───── RECORDS SHOWN

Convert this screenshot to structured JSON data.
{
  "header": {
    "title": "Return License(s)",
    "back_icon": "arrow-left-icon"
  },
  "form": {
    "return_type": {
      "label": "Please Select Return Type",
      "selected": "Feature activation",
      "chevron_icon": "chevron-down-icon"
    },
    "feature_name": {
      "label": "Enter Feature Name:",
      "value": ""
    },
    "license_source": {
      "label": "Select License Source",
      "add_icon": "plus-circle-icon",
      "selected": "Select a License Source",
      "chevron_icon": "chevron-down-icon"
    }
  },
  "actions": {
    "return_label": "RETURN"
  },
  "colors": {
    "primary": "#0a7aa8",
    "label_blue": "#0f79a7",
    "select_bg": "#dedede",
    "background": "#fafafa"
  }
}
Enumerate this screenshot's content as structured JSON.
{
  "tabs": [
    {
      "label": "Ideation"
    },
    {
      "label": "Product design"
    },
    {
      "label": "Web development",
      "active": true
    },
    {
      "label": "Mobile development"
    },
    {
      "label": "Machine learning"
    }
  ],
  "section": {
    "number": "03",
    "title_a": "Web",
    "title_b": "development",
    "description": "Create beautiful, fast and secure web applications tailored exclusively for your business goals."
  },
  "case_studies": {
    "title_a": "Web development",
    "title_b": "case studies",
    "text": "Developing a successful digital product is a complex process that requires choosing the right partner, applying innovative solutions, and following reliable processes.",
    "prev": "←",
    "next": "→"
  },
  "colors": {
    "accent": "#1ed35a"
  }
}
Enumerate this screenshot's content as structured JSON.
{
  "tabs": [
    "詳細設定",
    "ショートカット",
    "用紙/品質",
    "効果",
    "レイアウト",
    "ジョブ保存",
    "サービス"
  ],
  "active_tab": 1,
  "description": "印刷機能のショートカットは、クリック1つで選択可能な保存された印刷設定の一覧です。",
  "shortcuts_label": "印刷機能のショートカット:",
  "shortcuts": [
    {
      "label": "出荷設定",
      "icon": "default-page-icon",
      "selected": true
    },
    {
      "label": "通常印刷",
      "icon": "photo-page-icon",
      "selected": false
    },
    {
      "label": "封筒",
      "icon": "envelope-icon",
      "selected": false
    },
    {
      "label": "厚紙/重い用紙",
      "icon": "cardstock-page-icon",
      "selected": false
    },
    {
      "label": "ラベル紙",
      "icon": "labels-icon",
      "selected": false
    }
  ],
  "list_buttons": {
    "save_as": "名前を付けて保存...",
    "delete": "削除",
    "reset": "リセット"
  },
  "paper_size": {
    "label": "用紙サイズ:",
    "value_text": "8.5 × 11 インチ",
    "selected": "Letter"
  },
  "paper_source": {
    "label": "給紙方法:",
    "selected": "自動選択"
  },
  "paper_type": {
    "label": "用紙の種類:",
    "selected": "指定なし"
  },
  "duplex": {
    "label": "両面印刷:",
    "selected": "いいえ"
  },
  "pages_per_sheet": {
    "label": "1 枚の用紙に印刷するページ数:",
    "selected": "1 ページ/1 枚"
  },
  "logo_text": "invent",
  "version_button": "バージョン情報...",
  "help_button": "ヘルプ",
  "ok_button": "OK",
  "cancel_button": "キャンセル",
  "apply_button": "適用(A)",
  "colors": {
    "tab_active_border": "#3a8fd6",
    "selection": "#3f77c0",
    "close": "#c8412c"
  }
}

──────────

WHAT YOU SHOULD DO -
Print all of the data exactly as it was given.

RESPONSE FOR THIS EXERCISE -
Convert this screenshot to structured JSON data.
{
  "header": {
    "title": "Return License(s)",
    "back_icon": "arrow-left-icon"
  },
  "form": {
    "return_type": {
      "label": "Please Select Return Type",
      "selected": "Feature activation",
      "chevron_icon": "chevron-down-icon"
    },
    "feature_name": {
      "label": "Enter Feature Name:",
      "value": ""
    },
    "license_source": {
      "label": "Select License Source",
      "add_icon": "plus-circle-icon",
      "selected": "Select a License Source",
      "chevron_icon": "chevron-down-icon"
    }
  },
  "actions": {
    "return_label": "RETURN"
  },
  "colors": {
    "primary": "#0a7aa8",
    "label_blue": "#0f79a7",
    "select_bg": "#dedede",
    "background": "#fafafa"
  }
}
Enumerate this screenshot's content as structured JSON.
{
  "tabs": [
    {
      "label": "Ideation"
    },
    {
      "label": "Product design"
    },
    {
      "label": "Web development",
      "active": true
    },
    {
      "label": "Mobile development"
    },
    {
      "label": "Machine learning"
    }
  ],
  "section": {
    "number": "03",
    "title_a": "Web",
    "title_b": "development",
    "description": "Create beautiful, fast and secure web applications tailored exclusively for your business goals."
  },
  "case_studies": {
    "title_a": "Web development",
    "title_b": "case studies",
    "text": "Developing a successful digital product is a complex process that requires choosing the right partner, applying innovative solutions, and following reliable processes.",
    "prev": "←",
    "next": "→"
  },
  "colors": {
    "accent": "#1ed35a"
  }
}
Enumerate this screenshot's content as structured JSON.
{
  "tabs": [
    "詳細設定",
    "ショートカット",
    "用紙/品質",
    "効果",
    "レイアウト",
    "ジョブ保存",
    "サービス"
  ],
  "active_tab": 1,
  "description": "印刷機能のショートカットは、クリック1つで選択可能な保存された印刷設定の一覧です。",
  "shortcuts_label": "印刷機能のショートカット:",
  "shortcuts": [
    {
      "label": "出荷設定",
      "icon": "default-page-icon",
      "selected": true
    },
    {
      "label": "通常印刷",
      "icon": "photo-page-icon",
      "selected": false
    },
    {
      "label": "封筒",
      "icon": "envelope-icon",
      "selected": false
    },
    {
      "label": "厚紙/重い用紙",
      "icon": "cardstock-page-icon",
      "selected": false
    },
    {
      "label": "ラベル紙",
      "icon": "labels-icon",
      "selected": false
    }
  ],
  "list_buttons": {
    "save_as": "名前を付けて保存...",
    "delete": "削除",
    "reset": "リセット"
  },
  "paper_size": {
    "label": "用紙サイズ:",
    "value_text": "8.5 × 11 インチ",
    "selected": "Letter"
  },
  "paper_source": {
    "label": "給紙方法:",
    "selected": "自動選択"
  },
  "paper_type": {
    "label": "用紙の種類:",
    "selected": "指定なし"
  },
  "duplex": {
    "label": "両面印刷:",
    "selected": "いいえ"
  },
  "pages_per_sheet": {
    "label": "1 枚の用紙に印刷するページ数:",
    "selected": "1 ページ/1 枚"
  },
  "logo_text": "invent",
  "version_button": "バージョン情報...",
  "help_button": "ヘルプ",
  "ok_button": "OK",
  "cancel_button": "キャンセル",
  "apply_button": "適用(A)",
  "colors": {
    "tab_active_border": "#3a8fd6",
    "selection": "#3f77c0",
    "close": "#c8412c"
  }
}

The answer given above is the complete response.